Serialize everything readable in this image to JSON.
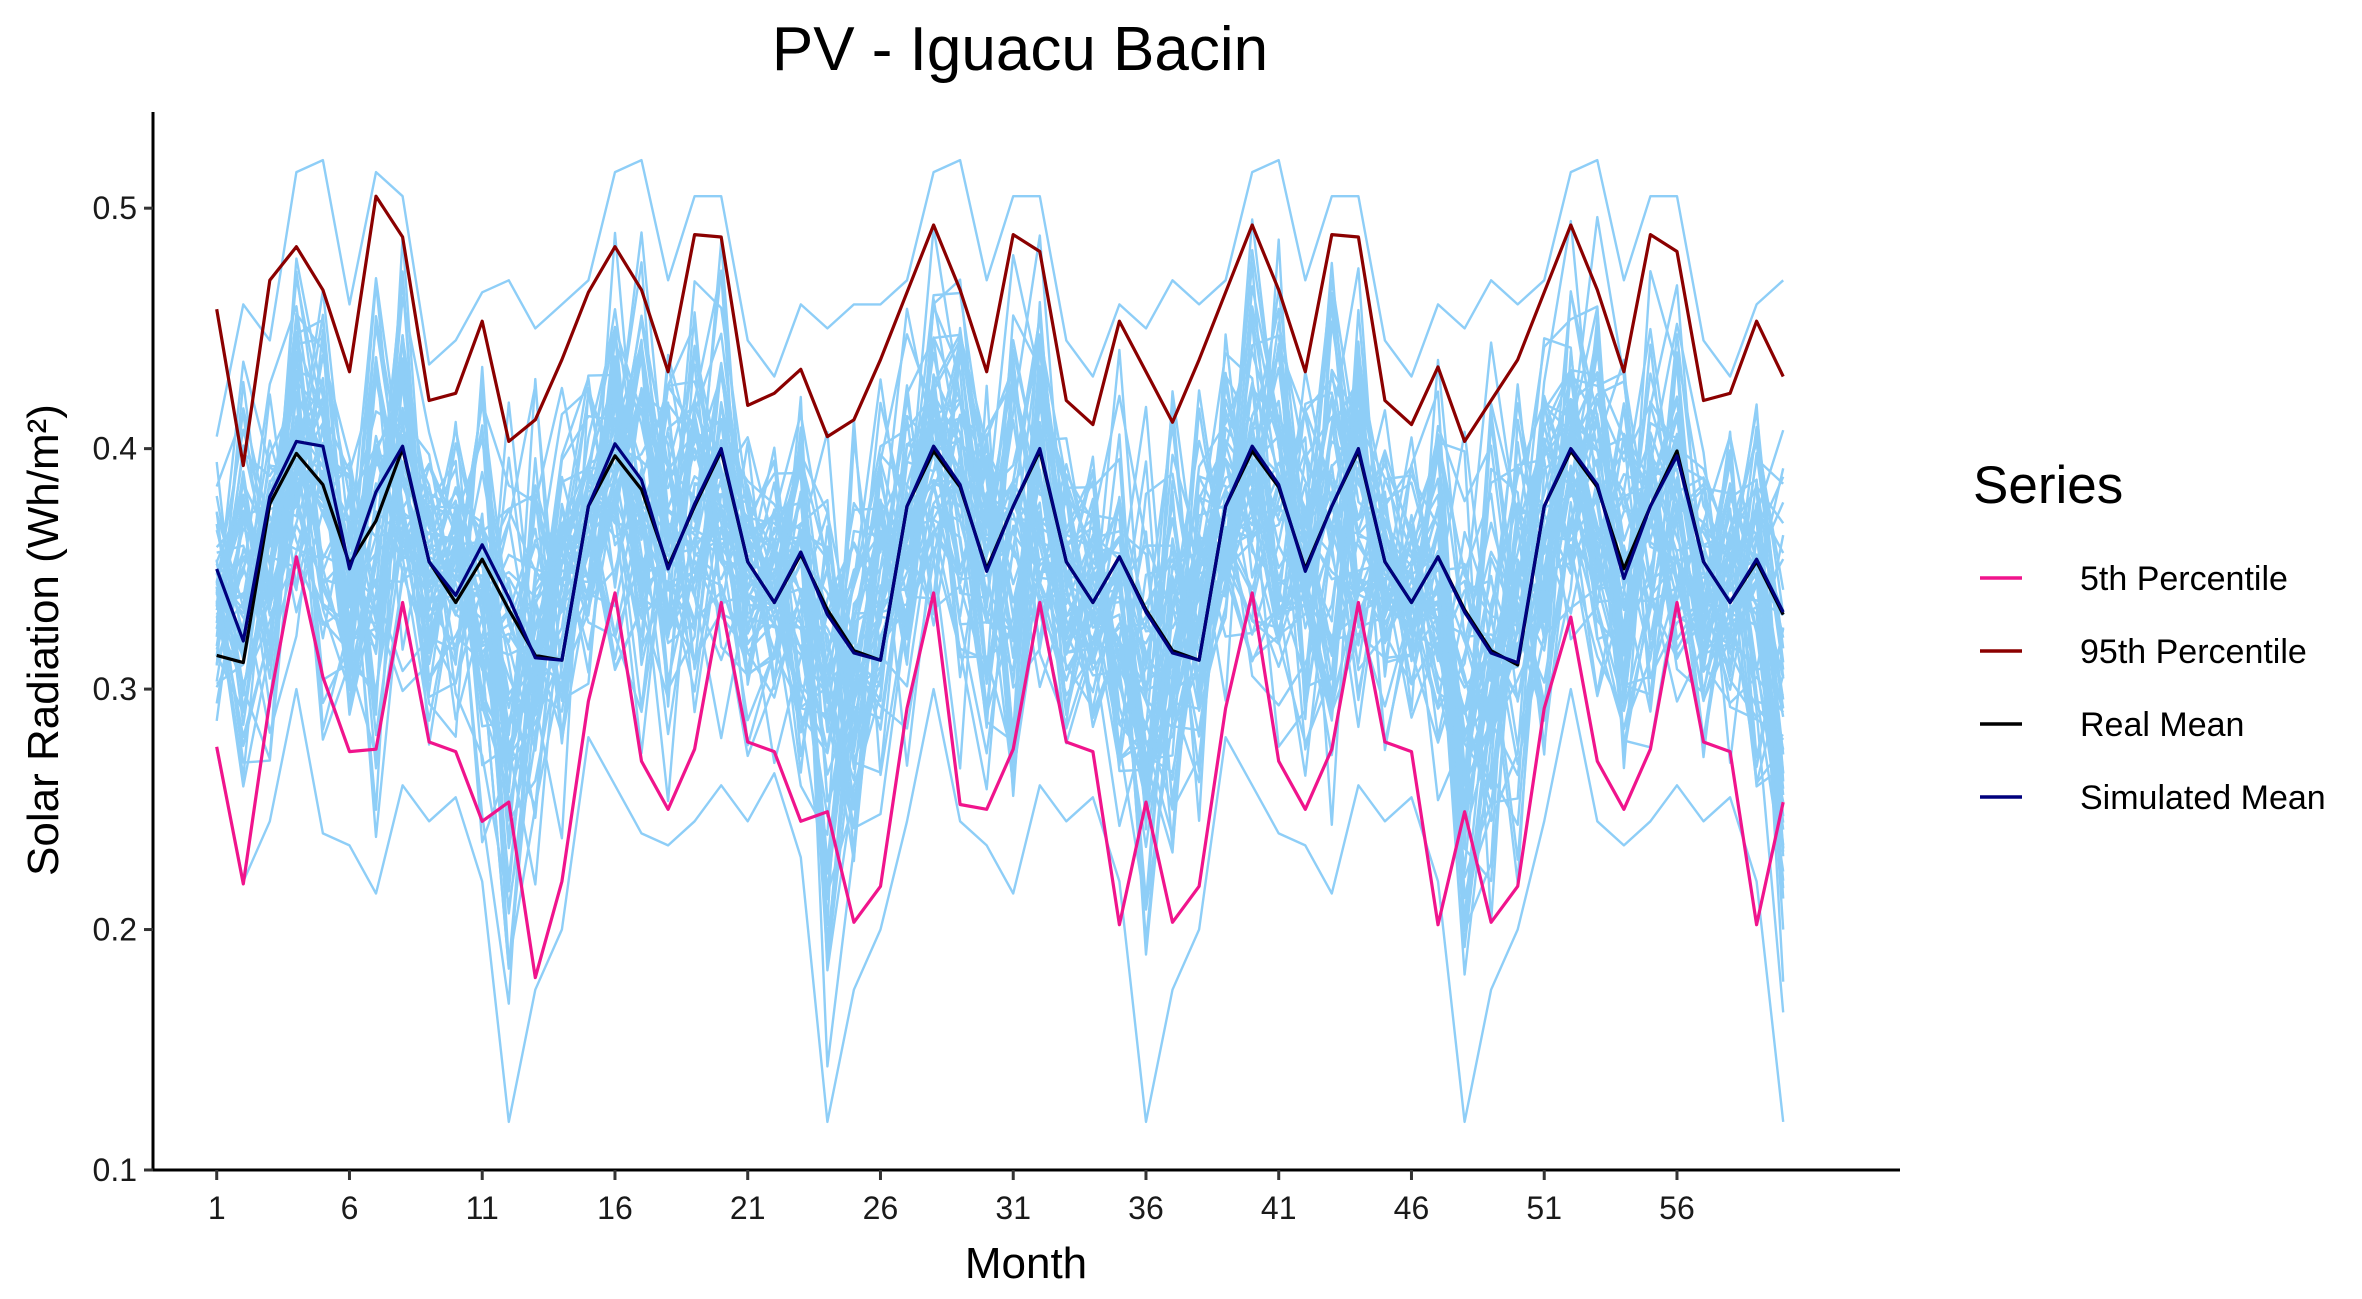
{
  "chart_data": {
    "type": "line",
    "title": "PV - Iguacu Bacin",
    "xlabel": "Month",
    "ylabel": "Solar Radiation (Wh/m²)",
    "x": [
      1,
      2,
      3,
      4,
      5,
      6,
      7,
      8,
      9,
      10,
      11,
      12,
      13,
      14,
      15,
      16,
      17,
      18,
      19,
      20,
      21,
      22,
      23,
      24,
      25,
      26,
      27,
      28,
      29,
      30,
      31,
      32,
      33,
      34,
      35,
      36,
      37,
      38,
      39,
      40,
      41,
      42,
      43,
      44,
      45,
      46,
      47,
      48,
      49,
      50,
      51,
      52,
      53,
      54,
      55,
      56,
      57,
      58,
      59,
      60
    ],
    "xlim": [
      -1.4,
      64.4
    ],
    "ylim": [
      0.1,
      0.54
    ],
    "x_ticks": [
      "1",
      "6",
      "11",
      "16",
      "21",
      "26",
      "31",
      "36",
      "41",
      "46",
      "51",
      "56"
    ],
    "y_ticks": [
      "0.1",
      "0.2",
      "0.3",
      "0.4",
      "0.5"
    ],
    "grid": false,
    "legend": {
      "title": "Series",
      "position": "right"
    },
    "ensemble": {
      "color": "#8ECEF7",
      "count": 60,
      "upper_envelope": [
        0.405,
        0.46,
        0.445,
        0.515,
        0.52,
        0.46,
        0.515,
        0.505,
        0.435,
        0.445,
        0.465,
        0.47,
        0.45,
        0.46,
        0.47,
        0.515,
        0.52,
        0.47,
        0.505,
        0.505,
        0.445,
        0.43,
        0.46,
        0.45,
        0.46,
        0.46,
        0.47,
        0.515,
        0.52,
        0.47,
        0.505,
        0.505,
        0.445,
        0.43,
        0.46,
        0.45,
        0.47,
        0.46,
        0.47,
        0.515,
        0.52,
        0.47,
        0.505,
        0.505,
        0.445,
        0.43,
        0.46,
        0.45,
        0.47,
        0.46,
        0.47,
        0.515,
        0.52,
        0.47,
        0.505,
        0.505,
        0.445,
        0.43,
        0.46,
        0.47
      ],
      "lower_envelope": [
        0.275,
        0.22,
        0.245,
        0.3,
        0.24,
        0.235,
        0.215,
        0.26,
        0.245,
        0.255,
        0.22,
        0.12,
        0.175,
        0.2,
        0.28,
        0.26,
        0.24,
        0.235,
        0.245,
        0.26,
        0.245,
        0.265,
        0.23,
        0.12,
        0.175,
        0.2,
        0.245,
        0.3,
        0.245,
        0.235,
        0.215,
        0.26,
        0.245,
        0.255,
        0.22,
        0.12,
        0.175,
        0.2,
        0.28,
        0.26,
        0.24,
        0.235,
        0.215,
        0.26,
        0.245,
        0.255,
        0.22,
        0.12,
        0.175,
        0.2,
        0.245,
        0.3,
        0.245,
        0.235,
        0.245,
        0.26,
        0.245,
        0.255,
        0.22,
        0.12
      ]
    },
    "series": [
      {
        "name": "5th Percentile",
        "color": "#F0148C",
        "values": [
          0.276,
          0.219,
          0.295,
          0.355,
          0.305,
          0.274,
          0.275,
          0.336,
          0.278,
          0.274,
          0.245,
          0.253,
          0.18,
          0.22,
          0.295,
          0.34,
          0.27,
          0.25,
          0.275,
          0.336,
          0.278,
          0.274,
          0.245,
          0.249,
          0.203,
          0.218,
          0.292,
          0.34,
          0.252,
          0.25,
          0.275,
          0.336,
          0.278,
          0.274,
          0.202,
          0.253,
          0.203,
          0.218,
          0.292,
          0.34,
          0.27,
          0.25,
          0.275,
          0.336,
          0.278,
          0.274,
          0.202,
          0.249,
          0.203,
          0.218,
          0.292,
          0.33,
          0.27,
          0.25,
          0.275,
          0.336,
          0.278,
          0.274,
          0.202,
          0.253
        ]
      },
      {
        "name": "95th Percentile",
        "color": "#8B0000",
        "values": [
          0.458,
          0.393,
          0.47,
          0.484,
          0.466,
          0.432,
          0.505,
          0.488,
          0.42,
          0.423,
          0.453,
          0.403,
          0.412,
          0.437,
          0.465,
          0.484,
          0.466,
          0.432,
          0.489,
          0.488,
          0.418,
          0.423,
          0.433,
          0.405,
          0.412,
          0.437,
          0.465,
          0.493,
          0.466,
          0.432,
          0.489,
          0.482,
          0.42,
          0.41,
          0.453,
          0.432,
          0.411,
          0.437,
          0.465,
          0.493,
          0.466,
          0.432,
          0.489,
          0.488,
          0.42,
          0.41,
          0.434,
          0.403,
          0.42,
          0.437,
          0.465,
          0.493,
          0.466,
          0.432,
          0.489,
          0.482,
          0.42,
          0.423,
          0.453,
          0.43
        ]
      },
      {
        "name": "Real Mean",
        "color": "#000000",
        "values": [
          0.314,
          0.311,
          0.377,
          0.398,
          0.385,
          0.352,
          0.37,
          0.4,
          0.353,
          0.336,
          0.354,
          0.333,
          0.314,
          0.312,
          0.376,
          0.397,
          0.383,
          0.351,
          0.376,
          0.399,
          0.353,
          0.336,
          0.356,
          0.333,
          0.316,
          0.312,
          0.376,
          0.399,
          0.384,
          0.35,
          0.376,
          0.399,
          0.353,
          0.336,
          0.355,
          0.333,
          0.316,
          0.312,
          0.376,
          0.399,
          0.384,
          0.35,
          0.376,
          0.399,
          0.353,
          0.336,
          0.355,
          0.333,
          0.316,
          0.31,
          0.376,
          0.399,
          0.384,
          0.35,
          0.376,
          0.399,
          0.353,
          0.336,
          0.353,
          0.331
        ]
      },
      {
        "name": "Simulated Mean",
        "color": "#00007D",
        "values": [
          0.35,
          0.32,
          0.38,
          0.403,
          0.401,
          0.35,
          0.382,
          0.401,
          0.353,
          0.339,
          0.36,
          0.338,
          0.313,
          0.312,
          0.376,
          0.402,
          0.387,
          0.35,
          0.377,
          0.4,
          0.353,
          0.336,
          0.357,
          0.331,
          0.315,
          0.312,
          0.376,
          0.401,
          0.385,
          0.349,
          0.376,
          0.4,
          0.353,
          0.336,
          0.355,
          0.332,
          0.315,
          0.312,
          0.376,
          0.401,
          0.385,
          0.349,
          0.376,
          0.4,
          0.353,
          0.336,
          0.355,
          0.332,
          0.315,
          0.311,
          0.376,
          0.4,
          0.385,
          0.346,
          0.376,
          0.397,
          0.353,
          0.336,
          0.354,
          0.332
        ]
      }
    ]
  }
}
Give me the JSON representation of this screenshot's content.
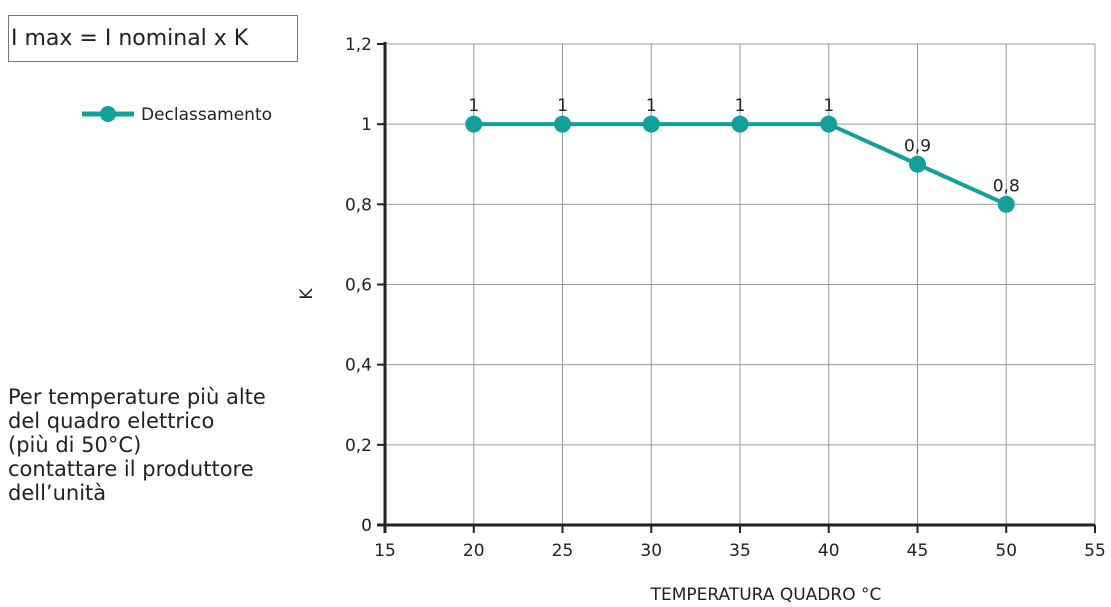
{
  "formula": "I max = I nominal x K",
  "note_lines": [
    "Per temperature più alte",
    "del quadro elettrico",
    "(più di 50°C)",
    "contattare il produttore",
    "dell’unità"
  ],
  "colors": {
    "series": "#14a09a",
    "grid": "#999999",
    "axis": "#222222"
  },
  "chart_data": {
    "type": "line",
    "xlabel": "TEMPERATURA QUADRO °C",
    "ylabel": "K",
    "xlim": [
      15,
      55
    ],
    "ylim": [
      0,
      1.2
    ],
    "x_ticks": [
      15,
      20,
      25,
      30,
      35,
      40,
      45,
      50,
      55
    ],
    "x_tick_labels": [
      "15",
      "20",
      "25",
      "30",
      "35",
      "40",
      "45",
      "50",
      "55"
    ],
    "y_ticks": [
      0,
      0.2,
      0.4,
      0.6,
      0.8,
      1,
      1.2
    ],
    "y_tick_labels": [
      "0",
      "0,2",
      "0,4",
      "0,6",
      "0,8",
      "1",
      "1,2"
    ],
    "grid": true,
    "legend_position": "top-left",
    "series": [
      {
        "name": "Declassamento",
        "x": [
          20,
          25,
          30,
          35,
          40,
          45,
          50
        ],
        "y": [
          1,
          1,
          1,
          1,
          1,
          0.9,
          0.8
        ],
        "labels": [
          "1",
          "1",
          "1",
          "1",
          "1",
          "0,9",
          "0,8"
        ]
      }
    ]
  }
}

▬▬▬▬▬▬▬▬▬▬

Read the entries and select each line where the word "name" is found.

        "name": "5th Percentile",
        "name": "95th Percentile",
        "name": "Real Mean",
        "name": "Simulated Mean",
        "name": "Declassamento",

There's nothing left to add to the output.